- **RECORDS TO USE**
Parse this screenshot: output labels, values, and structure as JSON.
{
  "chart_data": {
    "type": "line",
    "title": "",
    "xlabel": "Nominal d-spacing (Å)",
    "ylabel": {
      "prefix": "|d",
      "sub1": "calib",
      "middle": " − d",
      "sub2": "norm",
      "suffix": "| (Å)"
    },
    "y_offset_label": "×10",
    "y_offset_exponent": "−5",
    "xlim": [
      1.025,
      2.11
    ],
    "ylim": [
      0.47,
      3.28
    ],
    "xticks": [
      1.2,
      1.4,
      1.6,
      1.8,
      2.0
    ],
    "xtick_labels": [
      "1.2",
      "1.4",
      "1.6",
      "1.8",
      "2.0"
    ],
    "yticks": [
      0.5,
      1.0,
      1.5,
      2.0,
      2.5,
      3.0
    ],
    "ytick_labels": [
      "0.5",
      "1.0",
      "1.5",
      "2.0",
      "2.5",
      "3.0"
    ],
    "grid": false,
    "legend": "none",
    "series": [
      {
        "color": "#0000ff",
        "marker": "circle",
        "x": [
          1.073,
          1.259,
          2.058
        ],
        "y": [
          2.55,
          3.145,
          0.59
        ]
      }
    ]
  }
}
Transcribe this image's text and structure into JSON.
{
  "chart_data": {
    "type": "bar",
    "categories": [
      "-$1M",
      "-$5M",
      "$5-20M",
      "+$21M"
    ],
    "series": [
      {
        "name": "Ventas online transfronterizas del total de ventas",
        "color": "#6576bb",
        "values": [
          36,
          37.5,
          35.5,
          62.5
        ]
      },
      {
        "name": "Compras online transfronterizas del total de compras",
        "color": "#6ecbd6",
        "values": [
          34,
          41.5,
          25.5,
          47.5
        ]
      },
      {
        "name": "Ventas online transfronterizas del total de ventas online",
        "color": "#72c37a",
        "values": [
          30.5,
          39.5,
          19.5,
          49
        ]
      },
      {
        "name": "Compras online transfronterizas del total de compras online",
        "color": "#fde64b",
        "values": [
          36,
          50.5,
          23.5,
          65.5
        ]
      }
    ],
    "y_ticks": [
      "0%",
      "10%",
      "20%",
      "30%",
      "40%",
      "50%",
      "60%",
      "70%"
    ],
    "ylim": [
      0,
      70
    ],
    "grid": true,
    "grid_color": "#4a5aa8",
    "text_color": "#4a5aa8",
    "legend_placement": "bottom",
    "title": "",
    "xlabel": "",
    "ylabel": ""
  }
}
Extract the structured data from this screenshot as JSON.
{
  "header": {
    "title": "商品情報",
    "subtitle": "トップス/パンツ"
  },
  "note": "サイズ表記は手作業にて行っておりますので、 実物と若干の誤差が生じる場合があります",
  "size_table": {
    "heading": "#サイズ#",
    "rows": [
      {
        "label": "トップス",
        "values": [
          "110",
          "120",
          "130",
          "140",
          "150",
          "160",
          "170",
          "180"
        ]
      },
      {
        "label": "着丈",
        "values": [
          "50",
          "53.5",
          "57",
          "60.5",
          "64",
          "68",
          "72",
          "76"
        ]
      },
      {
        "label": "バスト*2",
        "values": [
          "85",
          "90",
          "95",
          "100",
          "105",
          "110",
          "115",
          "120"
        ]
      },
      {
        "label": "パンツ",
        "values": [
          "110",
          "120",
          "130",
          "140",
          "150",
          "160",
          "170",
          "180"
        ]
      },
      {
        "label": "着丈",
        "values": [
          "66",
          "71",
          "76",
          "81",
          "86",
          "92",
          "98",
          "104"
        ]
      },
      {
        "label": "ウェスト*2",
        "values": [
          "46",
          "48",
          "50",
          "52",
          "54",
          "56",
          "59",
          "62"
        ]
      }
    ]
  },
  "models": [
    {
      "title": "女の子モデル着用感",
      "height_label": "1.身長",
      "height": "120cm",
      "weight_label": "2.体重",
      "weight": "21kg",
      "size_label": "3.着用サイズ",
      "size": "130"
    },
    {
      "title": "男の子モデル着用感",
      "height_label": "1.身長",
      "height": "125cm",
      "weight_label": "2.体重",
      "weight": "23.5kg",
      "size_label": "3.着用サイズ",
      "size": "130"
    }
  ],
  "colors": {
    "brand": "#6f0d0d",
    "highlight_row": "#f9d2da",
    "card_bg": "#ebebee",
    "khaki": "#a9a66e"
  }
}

- **WHAT IS BEING ASKED**
How many lines of the data contain the word "online"? Answer with the number alone.

- **ANSWER TO THE PROBLEM**
4